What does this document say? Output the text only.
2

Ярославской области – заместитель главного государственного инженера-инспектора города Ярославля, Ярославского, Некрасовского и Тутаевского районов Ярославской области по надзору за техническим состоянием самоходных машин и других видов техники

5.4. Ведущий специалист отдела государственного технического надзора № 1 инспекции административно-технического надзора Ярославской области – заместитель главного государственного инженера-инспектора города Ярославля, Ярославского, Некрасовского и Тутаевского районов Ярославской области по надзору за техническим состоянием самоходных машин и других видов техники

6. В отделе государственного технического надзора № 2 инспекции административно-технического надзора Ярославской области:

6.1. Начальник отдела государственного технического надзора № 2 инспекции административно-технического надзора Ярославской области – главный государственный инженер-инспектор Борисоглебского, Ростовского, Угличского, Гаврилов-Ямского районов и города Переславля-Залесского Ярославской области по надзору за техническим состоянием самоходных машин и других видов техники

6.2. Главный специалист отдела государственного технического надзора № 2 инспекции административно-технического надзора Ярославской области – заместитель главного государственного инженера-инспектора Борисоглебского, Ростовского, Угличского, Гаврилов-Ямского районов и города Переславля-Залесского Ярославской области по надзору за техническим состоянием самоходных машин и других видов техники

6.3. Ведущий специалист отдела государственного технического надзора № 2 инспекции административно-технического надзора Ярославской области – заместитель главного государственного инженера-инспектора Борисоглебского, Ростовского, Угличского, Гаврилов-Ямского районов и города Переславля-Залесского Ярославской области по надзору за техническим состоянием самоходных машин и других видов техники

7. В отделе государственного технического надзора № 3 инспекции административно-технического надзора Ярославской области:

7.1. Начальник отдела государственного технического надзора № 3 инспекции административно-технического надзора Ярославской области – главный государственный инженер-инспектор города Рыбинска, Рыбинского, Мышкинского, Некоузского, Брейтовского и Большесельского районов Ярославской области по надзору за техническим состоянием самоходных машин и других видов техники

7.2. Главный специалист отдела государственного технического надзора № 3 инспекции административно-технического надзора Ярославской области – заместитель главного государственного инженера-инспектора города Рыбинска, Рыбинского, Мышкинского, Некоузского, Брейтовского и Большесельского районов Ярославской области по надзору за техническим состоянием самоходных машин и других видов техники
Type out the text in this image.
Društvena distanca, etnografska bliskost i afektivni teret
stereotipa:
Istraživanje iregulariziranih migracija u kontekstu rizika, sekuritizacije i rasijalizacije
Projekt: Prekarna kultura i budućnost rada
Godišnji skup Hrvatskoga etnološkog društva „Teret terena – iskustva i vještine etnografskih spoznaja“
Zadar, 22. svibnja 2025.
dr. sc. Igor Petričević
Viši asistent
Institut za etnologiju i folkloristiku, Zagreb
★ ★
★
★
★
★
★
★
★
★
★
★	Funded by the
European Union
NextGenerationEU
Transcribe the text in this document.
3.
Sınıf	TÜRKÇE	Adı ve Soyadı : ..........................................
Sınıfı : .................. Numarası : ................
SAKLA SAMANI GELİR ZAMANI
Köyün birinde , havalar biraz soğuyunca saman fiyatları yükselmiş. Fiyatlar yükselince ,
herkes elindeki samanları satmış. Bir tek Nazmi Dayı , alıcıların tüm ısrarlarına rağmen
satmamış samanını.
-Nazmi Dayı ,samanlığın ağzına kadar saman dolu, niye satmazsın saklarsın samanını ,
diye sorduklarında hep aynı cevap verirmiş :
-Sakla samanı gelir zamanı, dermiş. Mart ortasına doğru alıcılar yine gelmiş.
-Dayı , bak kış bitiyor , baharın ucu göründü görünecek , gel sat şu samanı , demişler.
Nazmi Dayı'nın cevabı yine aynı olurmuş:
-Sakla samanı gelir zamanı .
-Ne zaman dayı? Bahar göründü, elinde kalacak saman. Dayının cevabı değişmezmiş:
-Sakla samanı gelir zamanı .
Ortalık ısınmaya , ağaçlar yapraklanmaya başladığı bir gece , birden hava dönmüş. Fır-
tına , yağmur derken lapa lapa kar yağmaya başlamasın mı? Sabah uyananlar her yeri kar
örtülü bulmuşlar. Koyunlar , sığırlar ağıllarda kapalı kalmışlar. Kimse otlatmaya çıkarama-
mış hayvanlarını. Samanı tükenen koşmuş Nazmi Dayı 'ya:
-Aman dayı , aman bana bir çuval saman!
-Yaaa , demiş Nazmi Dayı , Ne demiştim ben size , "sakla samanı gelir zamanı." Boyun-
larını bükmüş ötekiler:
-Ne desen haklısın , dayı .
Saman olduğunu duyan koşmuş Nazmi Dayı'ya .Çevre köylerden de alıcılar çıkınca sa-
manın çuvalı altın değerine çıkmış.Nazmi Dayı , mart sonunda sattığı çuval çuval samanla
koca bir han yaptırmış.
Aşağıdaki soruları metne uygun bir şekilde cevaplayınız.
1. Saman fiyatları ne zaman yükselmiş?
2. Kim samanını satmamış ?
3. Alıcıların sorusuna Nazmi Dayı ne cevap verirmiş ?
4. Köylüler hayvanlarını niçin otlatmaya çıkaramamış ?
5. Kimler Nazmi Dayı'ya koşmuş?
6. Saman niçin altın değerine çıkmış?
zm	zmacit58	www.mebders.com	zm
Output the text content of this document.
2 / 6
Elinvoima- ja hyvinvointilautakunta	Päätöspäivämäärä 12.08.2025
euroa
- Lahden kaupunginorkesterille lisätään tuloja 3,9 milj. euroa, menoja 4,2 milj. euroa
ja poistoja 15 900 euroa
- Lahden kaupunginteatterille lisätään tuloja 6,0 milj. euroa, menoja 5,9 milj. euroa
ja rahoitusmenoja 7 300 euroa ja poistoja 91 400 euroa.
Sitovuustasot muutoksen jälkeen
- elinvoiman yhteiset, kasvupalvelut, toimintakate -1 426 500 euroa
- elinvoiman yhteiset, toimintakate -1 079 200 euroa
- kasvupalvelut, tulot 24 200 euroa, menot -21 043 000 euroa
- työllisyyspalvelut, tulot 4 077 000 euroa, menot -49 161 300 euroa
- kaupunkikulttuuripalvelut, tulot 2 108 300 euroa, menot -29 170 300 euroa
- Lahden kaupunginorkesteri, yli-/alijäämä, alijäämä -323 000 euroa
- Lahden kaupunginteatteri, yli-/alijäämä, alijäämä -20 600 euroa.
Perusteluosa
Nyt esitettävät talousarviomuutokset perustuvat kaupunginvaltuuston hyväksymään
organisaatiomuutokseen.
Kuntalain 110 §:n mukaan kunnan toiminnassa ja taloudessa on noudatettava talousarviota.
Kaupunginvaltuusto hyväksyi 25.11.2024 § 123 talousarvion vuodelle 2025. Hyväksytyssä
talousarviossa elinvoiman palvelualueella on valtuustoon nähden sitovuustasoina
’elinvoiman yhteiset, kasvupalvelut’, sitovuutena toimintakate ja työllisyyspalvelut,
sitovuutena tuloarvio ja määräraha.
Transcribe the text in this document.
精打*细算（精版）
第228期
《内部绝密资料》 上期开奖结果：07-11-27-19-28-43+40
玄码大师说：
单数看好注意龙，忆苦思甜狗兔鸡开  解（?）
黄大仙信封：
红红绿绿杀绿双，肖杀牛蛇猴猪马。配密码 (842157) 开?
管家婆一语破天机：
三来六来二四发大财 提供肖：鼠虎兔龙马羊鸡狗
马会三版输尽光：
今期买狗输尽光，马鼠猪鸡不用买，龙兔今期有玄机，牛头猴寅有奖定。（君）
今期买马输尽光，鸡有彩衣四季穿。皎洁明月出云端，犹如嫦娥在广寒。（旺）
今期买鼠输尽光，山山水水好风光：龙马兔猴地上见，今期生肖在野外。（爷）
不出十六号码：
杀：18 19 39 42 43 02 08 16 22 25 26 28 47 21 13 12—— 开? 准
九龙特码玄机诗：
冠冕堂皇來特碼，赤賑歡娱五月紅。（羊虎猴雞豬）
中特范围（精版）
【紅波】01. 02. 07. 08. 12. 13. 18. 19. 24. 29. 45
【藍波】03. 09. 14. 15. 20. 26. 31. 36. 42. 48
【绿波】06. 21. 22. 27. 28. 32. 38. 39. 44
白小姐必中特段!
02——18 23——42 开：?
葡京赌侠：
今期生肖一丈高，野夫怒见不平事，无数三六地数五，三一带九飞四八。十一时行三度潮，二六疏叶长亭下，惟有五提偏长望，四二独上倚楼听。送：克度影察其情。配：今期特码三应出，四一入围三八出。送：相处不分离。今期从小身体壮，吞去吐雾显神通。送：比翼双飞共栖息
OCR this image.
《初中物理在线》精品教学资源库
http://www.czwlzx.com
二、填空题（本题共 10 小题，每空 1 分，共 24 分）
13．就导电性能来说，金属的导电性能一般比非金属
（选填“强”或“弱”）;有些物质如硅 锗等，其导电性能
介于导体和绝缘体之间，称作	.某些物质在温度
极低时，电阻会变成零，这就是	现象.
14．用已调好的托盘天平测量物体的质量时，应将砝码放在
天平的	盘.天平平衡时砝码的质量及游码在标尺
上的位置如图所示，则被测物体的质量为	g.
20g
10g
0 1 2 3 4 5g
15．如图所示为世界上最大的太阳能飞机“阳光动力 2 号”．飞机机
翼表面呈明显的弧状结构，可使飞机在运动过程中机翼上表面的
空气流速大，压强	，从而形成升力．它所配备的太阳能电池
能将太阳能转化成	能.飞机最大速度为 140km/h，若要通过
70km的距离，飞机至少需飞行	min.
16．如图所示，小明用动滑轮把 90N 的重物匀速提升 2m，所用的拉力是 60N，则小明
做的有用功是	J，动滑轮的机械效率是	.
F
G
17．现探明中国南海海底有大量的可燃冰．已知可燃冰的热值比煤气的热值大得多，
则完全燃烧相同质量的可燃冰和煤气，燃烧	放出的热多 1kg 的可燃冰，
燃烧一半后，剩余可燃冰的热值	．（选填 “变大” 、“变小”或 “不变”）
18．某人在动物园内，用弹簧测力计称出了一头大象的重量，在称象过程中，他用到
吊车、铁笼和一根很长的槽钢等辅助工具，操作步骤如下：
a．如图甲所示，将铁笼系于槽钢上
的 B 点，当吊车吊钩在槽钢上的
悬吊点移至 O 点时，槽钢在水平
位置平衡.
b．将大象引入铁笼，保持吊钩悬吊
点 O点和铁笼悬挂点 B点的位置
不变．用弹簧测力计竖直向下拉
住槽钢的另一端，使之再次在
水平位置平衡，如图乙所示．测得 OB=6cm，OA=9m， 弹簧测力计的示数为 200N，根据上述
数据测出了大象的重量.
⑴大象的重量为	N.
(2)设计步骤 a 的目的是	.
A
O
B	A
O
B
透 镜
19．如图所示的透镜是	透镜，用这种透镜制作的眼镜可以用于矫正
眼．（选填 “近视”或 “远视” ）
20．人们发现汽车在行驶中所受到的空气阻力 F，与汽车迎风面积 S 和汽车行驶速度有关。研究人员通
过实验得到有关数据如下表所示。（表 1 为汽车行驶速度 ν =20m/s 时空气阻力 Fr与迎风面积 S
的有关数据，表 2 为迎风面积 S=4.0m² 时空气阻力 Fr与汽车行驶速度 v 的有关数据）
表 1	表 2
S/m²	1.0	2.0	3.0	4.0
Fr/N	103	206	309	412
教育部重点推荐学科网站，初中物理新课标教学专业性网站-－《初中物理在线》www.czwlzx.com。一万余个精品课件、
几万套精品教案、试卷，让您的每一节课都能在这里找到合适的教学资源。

GIVEN EXERCISE: Using the records above, list each line that includes "Брейтовского".

RESPONSE TO THIS EXERCISE:
7.1. Начальник отдела государственного технического надзора № 3 инспекции административно-технического надзора Ярославской области – главный государственный инженер-инспектор города Рыбинска, Рыбинского, Мышкинского, Некоузского, Брейтовского и Большесельского районов Ярославской области по надзору за техническим состоянием самоходных машин и других видов техники
7.2. Главный специалист отдела государственного технического надзора № 3 инспекции административно-технического надзора Ярославской области – заместитель главного государственного инженера-инспектора города Рыбинска, Рыбинского, Мышкинского, Некоузского, Брейтовского и Большесельского районов Ярославской области по надзору за техническим состоянием самоходных машин и других видов техники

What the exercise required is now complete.